◆ PROVIDED MATERIAL ◆
_ _ _ _ _ _ _

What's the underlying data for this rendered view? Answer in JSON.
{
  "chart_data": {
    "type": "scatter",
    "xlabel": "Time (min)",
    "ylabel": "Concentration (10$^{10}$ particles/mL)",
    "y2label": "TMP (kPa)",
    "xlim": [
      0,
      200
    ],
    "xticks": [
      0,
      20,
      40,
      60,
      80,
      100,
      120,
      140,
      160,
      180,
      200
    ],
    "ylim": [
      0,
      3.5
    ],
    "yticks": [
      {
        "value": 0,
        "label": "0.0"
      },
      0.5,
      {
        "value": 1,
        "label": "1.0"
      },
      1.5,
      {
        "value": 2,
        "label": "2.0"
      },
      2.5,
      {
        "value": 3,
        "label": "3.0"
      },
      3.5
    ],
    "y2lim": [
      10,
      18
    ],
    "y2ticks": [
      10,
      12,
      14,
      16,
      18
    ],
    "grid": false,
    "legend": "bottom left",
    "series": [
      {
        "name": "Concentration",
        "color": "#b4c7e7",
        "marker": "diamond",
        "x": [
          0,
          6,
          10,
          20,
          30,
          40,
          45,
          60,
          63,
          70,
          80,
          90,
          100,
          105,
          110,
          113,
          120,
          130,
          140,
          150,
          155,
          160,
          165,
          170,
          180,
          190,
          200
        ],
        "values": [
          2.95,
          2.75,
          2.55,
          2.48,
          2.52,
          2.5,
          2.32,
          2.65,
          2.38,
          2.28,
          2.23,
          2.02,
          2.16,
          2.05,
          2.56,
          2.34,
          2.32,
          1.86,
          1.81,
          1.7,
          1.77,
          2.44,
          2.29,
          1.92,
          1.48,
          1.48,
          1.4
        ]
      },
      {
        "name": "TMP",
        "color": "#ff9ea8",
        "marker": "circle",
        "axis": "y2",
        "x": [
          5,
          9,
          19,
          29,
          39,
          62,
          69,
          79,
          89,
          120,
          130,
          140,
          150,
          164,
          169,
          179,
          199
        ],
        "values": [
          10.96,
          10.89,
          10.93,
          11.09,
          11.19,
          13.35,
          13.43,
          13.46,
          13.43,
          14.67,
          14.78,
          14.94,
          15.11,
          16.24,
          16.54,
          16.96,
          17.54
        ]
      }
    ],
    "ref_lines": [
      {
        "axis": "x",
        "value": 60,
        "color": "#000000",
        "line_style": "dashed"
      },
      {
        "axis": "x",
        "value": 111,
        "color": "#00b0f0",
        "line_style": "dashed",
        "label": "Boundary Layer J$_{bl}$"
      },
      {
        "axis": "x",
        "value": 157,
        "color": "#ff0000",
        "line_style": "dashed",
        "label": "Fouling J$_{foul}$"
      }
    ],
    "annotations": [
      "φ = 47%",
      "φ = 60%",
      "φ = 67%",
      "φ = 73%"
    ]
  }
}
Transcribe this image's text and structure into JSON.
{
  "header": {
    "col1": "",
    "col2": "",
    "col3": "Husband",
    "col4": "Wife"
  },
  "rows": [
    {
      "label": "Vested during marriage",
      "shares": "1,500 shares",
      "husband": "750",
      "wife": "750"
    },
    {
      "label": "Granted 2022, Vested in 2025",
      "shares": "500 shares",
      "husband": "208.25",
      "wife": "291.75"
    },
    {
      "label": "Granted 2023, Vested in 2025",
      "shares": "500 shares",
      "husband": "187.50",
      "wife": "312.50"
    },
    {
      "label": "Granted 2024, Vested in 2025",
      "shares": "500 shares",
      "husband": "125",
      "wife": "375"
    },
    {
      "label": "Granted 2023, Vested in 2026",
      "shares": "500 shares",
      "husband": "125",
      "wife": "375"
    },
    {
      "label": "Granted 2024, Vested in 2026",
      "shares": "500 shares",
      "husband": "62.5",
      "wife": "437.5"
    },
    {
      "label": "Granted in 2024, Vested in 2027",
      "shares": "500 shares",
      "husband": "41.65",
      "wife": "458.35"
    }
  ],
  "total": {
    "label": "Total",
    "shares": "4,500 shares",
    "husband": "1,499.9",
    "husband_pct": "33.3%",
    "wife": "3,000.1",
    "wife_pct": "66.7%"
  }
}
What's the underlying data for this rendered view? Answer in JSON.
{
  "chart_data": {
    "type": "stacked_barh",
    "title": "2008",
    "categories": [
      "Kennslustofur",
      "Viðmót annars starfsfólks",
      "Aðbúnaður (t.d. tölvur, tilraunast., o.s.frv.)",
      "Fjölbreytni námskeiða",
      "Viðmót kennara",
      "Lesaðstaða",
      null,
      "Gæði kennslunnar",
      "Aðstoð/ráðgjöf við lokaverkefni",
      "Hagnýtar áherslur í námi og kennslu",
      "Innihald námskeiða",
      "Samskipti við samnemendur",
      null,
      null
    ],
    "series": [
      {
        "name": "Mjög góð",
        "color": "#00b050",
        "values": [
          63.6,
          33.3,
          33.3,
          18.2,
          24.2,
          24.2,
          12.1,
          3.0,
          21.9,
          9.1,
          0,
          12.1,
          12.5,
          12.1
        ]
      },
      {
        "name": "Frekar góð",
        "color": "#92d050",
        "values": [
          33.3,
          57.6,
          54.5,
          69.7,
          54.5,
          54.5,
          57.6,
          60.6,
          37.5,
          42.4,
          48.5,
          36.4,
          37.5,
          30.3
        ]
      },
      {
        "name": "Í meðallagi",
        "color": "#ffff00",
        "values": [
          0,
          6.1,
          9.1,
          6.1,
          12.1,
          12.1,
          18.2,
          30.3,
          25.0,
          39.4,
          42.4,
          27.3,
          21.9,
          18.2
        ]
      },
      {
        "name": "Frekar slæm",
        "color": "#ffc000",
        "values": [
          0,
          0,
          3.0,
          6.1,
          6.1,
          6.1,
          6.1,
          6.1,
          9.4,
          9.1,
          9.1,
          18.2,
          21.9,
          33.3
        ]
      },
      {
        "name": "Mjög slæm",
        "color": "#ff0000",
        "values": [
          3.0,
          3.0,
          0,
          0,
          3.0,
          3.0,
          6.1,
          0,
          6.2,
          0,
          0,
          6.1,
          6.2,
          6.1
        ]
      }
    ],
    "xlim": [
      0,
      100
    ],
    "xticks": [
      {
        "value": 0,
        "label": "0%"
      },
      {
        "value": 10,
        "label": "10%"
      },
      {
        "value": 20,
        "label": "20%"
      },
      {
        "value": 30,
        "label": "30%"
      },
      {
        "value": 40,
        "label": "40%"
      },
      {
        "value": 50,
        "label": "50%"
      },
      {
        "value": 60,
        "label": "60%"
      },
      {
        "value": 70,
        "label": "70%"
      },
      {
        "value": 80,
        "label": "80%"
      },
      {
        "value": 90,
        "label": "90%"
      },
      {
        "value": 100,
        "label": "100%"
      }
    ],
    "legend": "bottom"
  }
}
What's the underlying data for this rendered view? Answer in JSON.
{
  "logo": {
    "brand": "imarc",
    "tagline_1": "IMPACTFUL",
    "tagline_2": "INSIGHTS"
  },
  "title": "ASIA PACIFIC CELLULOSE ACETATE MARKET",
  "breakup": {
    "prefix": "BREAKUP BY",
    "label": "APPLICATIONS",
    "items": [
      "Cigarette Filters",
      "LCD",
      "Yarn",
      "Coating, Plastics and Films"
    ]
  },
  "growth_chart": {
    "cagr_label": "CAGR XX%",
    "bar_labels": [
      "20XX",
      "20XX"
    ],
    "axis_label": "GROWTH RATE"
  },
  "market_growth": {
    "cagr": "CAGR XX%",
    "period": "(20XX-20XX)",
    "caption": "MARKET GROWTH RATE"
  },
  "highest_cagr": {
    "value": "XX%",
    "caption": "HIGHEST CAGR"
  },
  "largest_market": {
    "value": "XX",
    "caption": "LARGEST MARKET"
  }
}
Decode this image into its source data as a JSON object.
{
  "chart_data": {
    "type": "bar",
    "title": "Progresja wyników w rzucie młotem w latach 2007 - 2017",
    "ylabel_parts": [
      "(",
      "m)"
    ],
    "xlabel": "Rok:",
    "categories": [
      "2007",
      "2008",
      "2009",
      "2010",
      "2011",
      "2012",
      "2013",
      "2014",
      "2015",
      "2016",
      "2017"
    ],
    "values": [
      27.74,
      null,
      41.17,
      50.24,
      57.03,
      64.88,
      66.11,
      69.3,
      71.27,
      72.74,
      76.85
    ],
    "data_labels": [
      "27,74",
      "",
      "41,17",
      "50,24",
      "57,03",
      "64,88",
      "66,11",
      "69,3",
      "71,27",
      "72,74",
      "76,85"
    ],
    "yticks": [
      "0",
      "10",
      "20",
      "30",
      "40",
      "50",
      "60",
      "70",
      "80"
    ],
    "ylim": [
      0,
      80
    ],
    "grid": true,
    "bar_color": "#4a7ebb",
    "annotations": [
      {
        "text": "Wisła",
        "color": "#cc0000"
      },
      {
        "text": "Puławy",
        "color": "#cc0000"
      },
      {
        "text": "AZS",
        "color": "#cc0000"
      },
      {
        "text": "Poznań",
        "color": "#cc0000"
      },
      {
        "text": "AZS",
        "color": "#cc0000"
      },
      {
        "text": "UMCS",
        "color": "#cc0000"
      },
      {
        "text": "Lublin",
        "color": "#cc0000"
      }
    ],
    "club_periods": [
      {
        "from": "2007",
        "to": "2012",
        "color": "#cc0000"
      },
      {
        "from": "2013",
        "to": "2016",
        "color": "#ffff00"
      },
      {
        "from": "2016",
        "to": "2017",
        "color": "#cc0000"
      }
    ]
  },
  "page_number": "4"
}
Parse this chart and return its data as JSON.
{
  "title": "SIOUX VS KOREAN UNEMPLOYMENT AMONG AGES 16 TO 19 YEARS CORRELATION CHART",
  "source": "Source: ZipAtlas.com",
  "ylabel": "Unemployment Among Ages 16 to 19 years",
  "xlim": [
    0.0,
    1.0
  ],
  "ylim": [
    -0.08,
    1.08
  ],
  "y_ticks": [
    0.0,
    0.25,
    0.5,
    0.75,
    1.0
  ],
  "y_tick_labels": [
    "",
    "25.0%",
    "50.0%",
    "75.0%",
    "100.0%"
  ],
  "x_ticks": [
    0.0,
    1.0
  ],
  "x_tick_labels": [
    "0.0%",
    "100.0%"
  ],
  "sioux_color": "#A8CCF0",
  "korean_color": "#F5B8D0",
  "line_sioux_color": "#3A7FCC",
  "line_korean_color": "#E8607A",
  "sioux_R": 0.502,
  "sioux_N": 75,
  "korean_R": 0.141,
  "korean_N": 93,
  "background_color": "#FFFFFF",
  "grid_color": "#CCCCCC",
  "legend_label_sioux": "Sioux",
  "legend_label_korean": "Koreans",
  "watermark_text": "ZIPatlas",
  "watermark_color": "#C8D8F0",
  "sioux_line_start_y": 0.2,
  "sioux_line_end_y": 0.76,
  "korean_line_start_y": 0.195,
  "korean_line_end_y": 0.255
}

_ _ _ _ _ _ _

◆ REQUIRED TASK ◆
Which lines contain the word "Granted"? Return each of them.

◆ PROBLEM SOLUTION ◆
      "label": "Granted 2022, Vested in 2025",
      "label": "Granted 2023, Vested in 2025",
      "label": "Granted 2024, Vested in 2025",
      "label": "Granted 2023, Vested in 2026",
      "label": "Granted 2024, Vested in 2026",
      "label": "Granted in 2024, Vested in 2027",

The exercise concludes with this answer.